> _Do this_
Please transcribe every one of the rows below word for word, leaving out the pictures.

> _Data lines_
● ● ● ● ● ● ●

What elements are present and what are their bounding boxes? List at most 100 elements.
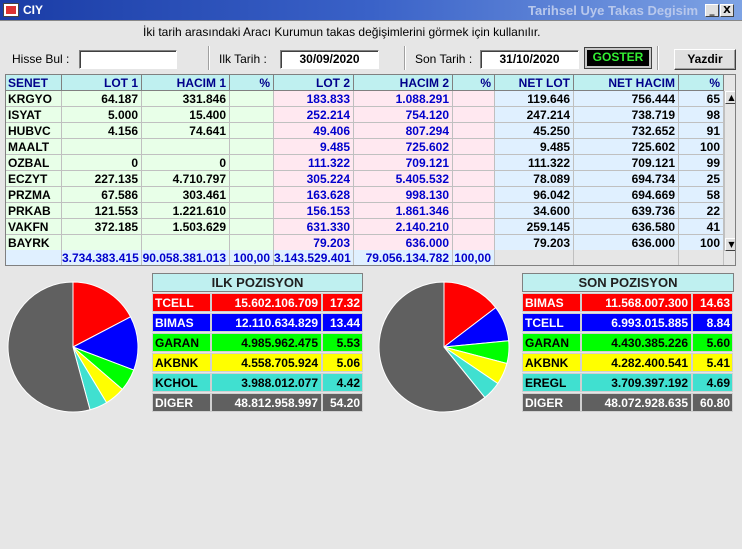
- description-text: İki tarih arasındaki Aracı Kurumun takas…: [143, 25, 541, 39]
- pos-value: 4.985.962.475: [211, 333, 322, 352]
- cell-pct1: [230, 203, 274, 219]
- cell-netlot: 111.322: [495, 155, 574, 171]
- cell-hacim2: 998.130: [354, 187, 453, 203]
- pos-percent: 54.20: [322, 393, 363, 412]
- pos-value: 15.602.106.709: [211, 293, 322, 312]
- column-header-lot1[interactable]: LOT 1: [62, 75, 142, 91]
- cell-netlot: 79.203: [495, 235, 574, 251]
- cell-senet: [6, 250, 62, 265]
- grid-summary-row[interactable]: 3.734.383.415 90.058.381.013 100,00 3.143.5…: [6, 250, 735, 265]
- cell-hacim1: 1.221.610: [142, 203, 230, 219]
- cell-pct2: [453, 203, 495, 219]
- scroll-up-icon[interactable]: ▲: [725, 91, 735, 104]
- cell-pct1: [230, 107, 274, 123]
- pie-slice-bimas: [71, 316, 139, 371]
- cell-lot1: 3.734.383.415: [62, 250, 142, 265]
- minimize-button[interactable]: _: [705, 4, 719, 17]
- list-item: KCHOL 3.988.012.077 4.42: [152, 373, 364, 392]
- cell-hacim2: 636.000: [354, 235, 453, 251]
- column-header-netlot[interactable]: NET LOT: [495, 75, 574, 91]
- hisse-label: Hisse Bul :: [12, 52, 70, 66]
- table-row[interactable]: KRGYO 64.187 331.846 183.833 1.088.291 119.64…: [6, 91, 735, 107]
- cell-nethacim: 694.734: [574, 171, 679, 187]
- column-header-nethacim[interactable]: NET HACIM: [574, 75, 679, 91]
- list-item: AKBNK 4.282.400.541 5.41: [522, 353, 734, 372]
- cell-hacim2: 807.294: [354, 123, 453, 139]
- grid-vertical-scrollbar[interactable]: ▲ ▼: [724, 91, 735, 251]
- cell-hacim1: 1.503.629: [142, 219, 230, 235]
- cell-netlot: 45.250: [495, 123, 574, 139]
- close-button[interactable]: X: [720, 4, 734, 17]
- pos-name: KCHOL: [152, 373, 211, 392]
- ilk-tarih-input[interactable]: 30/09/2020: [280, 50, 379, 69]
- ilk-tarih-label: Ilk Tarih :: [219, 52, 267, 66]
- column-header-hacim1[interactable]: HACIM 1: [142, 75, 230, 91]
- cell-lot1: 67.586: [62, 187, 142, 203]
- son-tarih-input[interactable]: 31/10/2020: [480, 50, 579, 69]
- table-row[interactable]: HUBVC 4.156 74.641 49.406 807.294 45.250 732.6…: [6, 123, 735, 139]
- cell-nethacim: 636.000: [574, 235, 679, 251]
- takas-grid[interactable]: SENET LOT 1 HACIM 1% LOT 2 HACIM 2% NET LOT NE…: [5, 74, 736, 266]
- pie-slice-diger: [378, 281, 486, 413]
- table-row[interactable]: PRZMA 67.586 303.461 163.628 998.130 96.042 69…: [6, 187, 735, 203]
- pos-value: 12.110.634.829: [211, 313, 322, 332]
- cell-lot2: 79.203: [274, 235, 354, 251]
- grid-header-row[interactable]: SENET LOT 1 HACIM 1% LOT 2 HACIM 2% NET LOT NE…: [6, 75, 735, 91]
- cell-netlot: 96.042: [495, 187, 574, 203]
- cell-pct3: 65: [679, 91, 724, 107]
- table-row[interactable]: MAALT 9.485 725.602 9.485 725.602 100: [6, 139, 735, 155]
- cell-hacim2: 709.121: [354, 155, 453, 171]
- column-header-pct3[interactable]: %: [679, 75, 724, 91]
- cell-lot1: 227.135: [62, 171, 142, 187]
- cell-hacim1: 74.641: [142, 123, 230, 139]
- column-header-pct2[interactable]: %: [453, 75, 495, 91]
- column-header-lot2[interactable]: LOT 2: [274, 75, 354, 91]
- cell-hacim1: 303.461: [142, 187, 230, 203]
- cell-pct1: [230, 235, 274, 251]
- list-item: GARAN 4.430.385.226 5.60: [522, 333, 734, 352]
- cell-hacim2: 79.056.134.782: [354, 250, 453, 265]
- cell-lot1: 4.156: [62, 123, 142, 139]
- list-item: TCELL 15.602.106.709 17.32: [152, 293, 364, 312]
- cell-pct2: [453, 139, 495, 155]
- cell-netlot: 34.600: [495, 203, 574, 219]
- table-row[interactable]: BAYRK 79.203 636.000 79.203 636.000 100: [6, 235, 735, 251]
- window-title: CIY: [23, 3, 44, 17]
- scroll-down-icon[interactable]: ▼: [725, 238, 735, 251]
- cell-senet: MAALT: [6, 139, 62, 155]
- table-row[interactable]: PRKAB 121.553 1.221.610 156.153 1.861.346 34.…: [6, 203, 735, 219]
- cell-senet: OZBAL: [6, 155, 62, 171]
- cell-lot1: 121.553: [62, 203, 142, 219]
- pos-name: TCELL: [522, 313, 581, 332]
- column-header-senet[interactable]: SENET: [6, 75, 62, 91]
- table-row[interactable]: ECZYT 227.135 4.710.797 305.224 5.405.532 78.…: [6, 171, 735, 187]
- table-row[interactable]: OZBAL 0 0 111.322 709.121 111.322 709.121 99: [6, 155, 735, 171]
- cell-hacim1: [142, 235, 230, 251]
- cell-netlot: 119.646: [495, 91, 574, 107]
- cell-lot1: 64.187: [62, 91, 142, 107]
- column-header-hacim2[interactable]: HACIM 2: [354, 75, 453, 91]
- son-pozisyon-pie-chart: [378, 281, 510, 413]
- cell-netlot: 247.214: [495, 107, 574, 123]
- cell-netlot: 9.485: [495, 139, 574, 155]
- list-item: DIGER 48.812.958.997 54.20: [152, 393, 364, 412]
- cell-pct2: [453, 91, 495, 107]
- hisse-search-input[interactable]: [79, 50, 177, 69]
- cell-nethacim: 738.719: [574, 107, 679, 123]
- goster-button[interactable]: GOSTER: [584, 47, 652, 69]
- pos-value: 11.568.007.300: [581, 293, 692, 312]
- pos-name: DIGER: [522, 393, 581, 412]
- column-header-pct1[interactable]: %: [230, 75, 274, 91]
- table-row[interactable]: ISYAT 5.000 15.400 252.214 754.120 247.214 738…: [6, 107, 735, 123]
- table-row[interactable]: VAKFN 372.185 1.503.629 631.330 2.140.210 259…: [6, 219, 735, 235]
- yazdir-button[interactable]: Yazdir: [674, 49, 736, 70]
- cell-senet: ISYAT: [6, 107, 62, 123]
- list-item: DIGER 48.072.928.635 60.80: [522, 393, 734, 412]
- pos-value: 3.709.397.192: [581, 373, 692, 392]
- pos-percent: 4.42: [322, 373, 363, 392]
- cell-pct2: [453, 155, 495, 171]
- pos-name: TCELL: [152, 293, 211, 312]
- cell-lot1: [62, 235, 142, 251]
- cell-pct3: 25: [679, 171, 724, 187]
- title-bar: CIY Tarihsel Uye Takas Degisim _ X: [0, 0, 742, 21]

● ● ● ● ● ● ●

> _Answer to the task_
What elements are present and what are their bounding boxes? List at most 100 elements.
- description-text: İki tarih arasındaki Aracı Kurumun takas…: [143, 25, 541, 39]
- pos-value: 4.985.962.475: [211, 333, 322, 352]
- cell-pct1: [230, 203, 274, 219]
- cell-netlot: 111.322: [495, 155, 574, 171]
- cell-hacim2: 998.130: [354, 187, 453, 203]
- pos-percent: 54.20: [322, 393, 363, 412]
- pos-value: 15.602.106.709: [211, 293, 322, 312]
- column-header-lot1[interactable]: LOT 1: [62, 75, 142, 91]
- cell-netlot: 79.203: [495, 235, 574, 251]
- cell-senet: [6, 250, 62, 265]
- grid-summary-row[interactable]: 3.734.383.415 90.058.381.013 100,00 3.143.5…: [6, 250, 735, 265]
- cell-hacim1: 1.221.610: [142, 203, 230, 219]
- cell-pct2: [453, 203, 495, 219]
- scroll-up-icon[interactable]: ▲: [725, 91, 735, 104]
- cell-pct1: [230, 107, 274, 123]
- pie-slice-bimas: [71, 316, 139, 371]
- cell-lot1: 3.734.383.415: [62, 250, 142, 265]
- minimize-button[interactable]: _: [705, 4, 719, 17]
- list-item: KCHOL 3.988.012.077 4.42: [152, 373, 364, 392]
- cell-hacim2: 636.000: [354, 235, 453, 251]
- column-header-netlot[interactable]: NET LOT: [495, 75, 574, 91]
- hisse-label: Hisse Bul :: [12, 52, 70, 66]
- table-row[interactable]: KRGYO 64.187 331.846 183.833 1.088.291 119.64…: [6, 91, 735, 107]
- cell-nethacim: 694.734: [574, 171, 679, 187]
- column-header-nethacim[interactable]: NET HACIM: [574, 75, 679, 91]
- list-item: AKBNK 4.282.400.541 5.41: [522, 353, 734, 372]
- cell-hacim2: 807.294: [354, 123, 453, 139]
- grid-vertical-scrollbar[interactable]: ▲ ▼: [724, 91, 735, 251]
- cell-hacim1: 1.503.629: [142, 219, 230, 235]
- cell-netlot: 45.250: [495, 123, 574, 139]
- close-button[interactable]: X: [720, 4, 734, 17]
- pos-name: KCHOL: [152, 373, 211, 392]
- ilk-tarih-input[interactable]: 30/09/2020: [280, 50, 379, 69]
- ilk-tarih-label: Ilk Tarih :: [219, 52, 267, 66]
- column-header-hacim1[interactable]: HACIM 1: [142, 75, 230, 91]
- cell-lot1: 67.586: [62, 187, 142, 203]
- son-tarih-input[interactable]: 31/10/2020: [480, 50, 579, 69]
- table-row[interactable]: HUBVC 4.156 74.641 49.406 807.294 45.250 732.6…: [6, 123, 735, 139]
- cell-nethacim: 636.000: [574, 235, 679, 251]
- takas-grid[interactable]: SENET LOT 1 HACIM 1% LOT 2 HACIM 2% NET LOT NE…: [5, 74, 736, 266]
- pie-slice-diger: [378, 281, 486, 413]
- table-row[interactable]: PRZMA 67.586 303.461 163.628 998.130 96.042 69…: [6, 187, 735, 203]
- pos-value: 12.110.634.829: [211, 313, 322, 332]
- cell-lot2: 79.203: [274, 235, 354, 251]
- grid-header-row[interactable]: SENET LOT 1 HACIM 1% LOT 2 HACIM 2% NET LOT NE…: [6, 75, 735, 91]
- cell-netlot: 96.042: [495, 187, 574, 203]
- cell-pct3: 65: [679, 91, 724, 107]
- table-row[interactable]: MAALT 9.485 725.602 9.485 725.602 100: [6, 139, 735, 155]
- cell-hacim2: 709.121: [354, 155, 453, 171]
- column-header-pct3[interactable]: %: [679, 75, 724, 91]
- cell-lot1: 227.135: [62, 171, 142, 187]
- cell-hacim1: 74.641: [142, 123, 230, 139]
- column-header-pct2[interactable]: %: [453, 75, 495, 91]
- column-header-lot2[interactable]: LOT 2: [274, 75, 354, 91]
- cell-hacim1: 303.461: [142, 187, 230, 203]
- cell-pct1: [230, 235, 274, 251]
- list-item: GARAN 4.430.385.226 5.60: [522, 333, 734, 352]
- cell-hacim2: 79.056.134.782: [354, 250, 453, 265]
- cell-lot1: 4.156: [62, 123, 142, 139]
- list-item: TCELL 15.602.106.709 17.32: [152, 293, 364, 312]
- cell-pct2: [453, 139, 495, 155]
- cell-netlot: 34.600: [495, 203, 574, 219]
- table-row[interactable]: BAYRK 79.203 636.000 79.203 636.000 100: [6, 235, 735, 251]
- window-title: CIY: [23, 3, 44, 17]
- scroll-down-icon[interactable]: ▼: [725, 238, 735, 251]
- cell-senet: MAALT: [6, 139, 62, 155]
- table-row[interactable]: PRKAB 121.553 1.221.610 156.153 1.861.346 34.…: [6, 203, 735, 219]
- cell-senet: OZBAL: [6, 155, 62, 171]
- cell-lot1: 121.553: [62, 203, 142, 219]
- pos-name: TCELL: [522, 313, 581, 332]
- column-header-senet[interactable]: SENET: [6, 75, 62, 91]
- table-row[interactable]: ECZYT 227.135 4.710.797 305.224 5.405.532 78.…: [6, 171, 735, 187]
- table-row[interactable]: OZBAL 0 0 111.322 709.121 111.322 709.121 99: [6, 155, 735, 171]
- cell-hacim1: [142, 235, 230, 251]
- cell-netlot: 119.646: [495, 91, 574, 107]
- cell-lot1: 64.187: [62, 91, 142, 107]
- column-header-hacim2[interactable]: HACIM 2: [354, 75, 453, 91]
- son-pozisyon-pie-chart: [378, 281, 510, 413]
- cell-netlot: 247.214: [495, 107, 574, 123]
- cell-netlot: 9.485: [495, 139, 574, 155]
- list-item: DIGER 48.812.958.997 54.20: [152, 393, 364, 412]
- cell-pct2: [453, 91, 495, 107]
- hisse-search-input[interactable]: [79, 50, 177, 69]
- cell-nethacim: 738.719: [574, 107, 679, 123]
- goster-button[interactable]: GOSTER: [584, 47, 652, 69]
- pos-value: 11.568.007.300: [581, 293, 692, 312]
- pos-name: DIGER: [522, 393, 581, 412]
- column-header-pct1[interactable]: %: [230, 75, 274, 91]
- table-row[interactable]: ISYAT 5.000 15.400 252.214 754.120 247.214 738…: [6, 107, 735, 123]
- table-row[interactable]: VAKFN 372.185 1.503.629 631.330 2.140.210 259…: [6, 219, 735, 235]
- yazdir-button[interactable]: Yazdir: [674, 49, 736, 70]
- cell-senet: ISYAT: [6, 107, 62, 123]
- list-item: DIGER 48.072.928.635 60.80: [522, 393, 734, 412]
- pos-value: 3.709.397.192: [581, 373, 692, 392]
- pos-percent: 4.42: [322, 373, 363, 392]
- cell-pct2: [453, 155, 495, 171]
- pos-name: TCELL: [152, 293, 211, 312]
- cell-lot1: [62, 235, 142, 251]
- cell-pct3: 25: [679, 171, 724, 187]
- title-bar: CIY Tarihsel Uye Takas Degisim _ X: [0, 0, 742, 21]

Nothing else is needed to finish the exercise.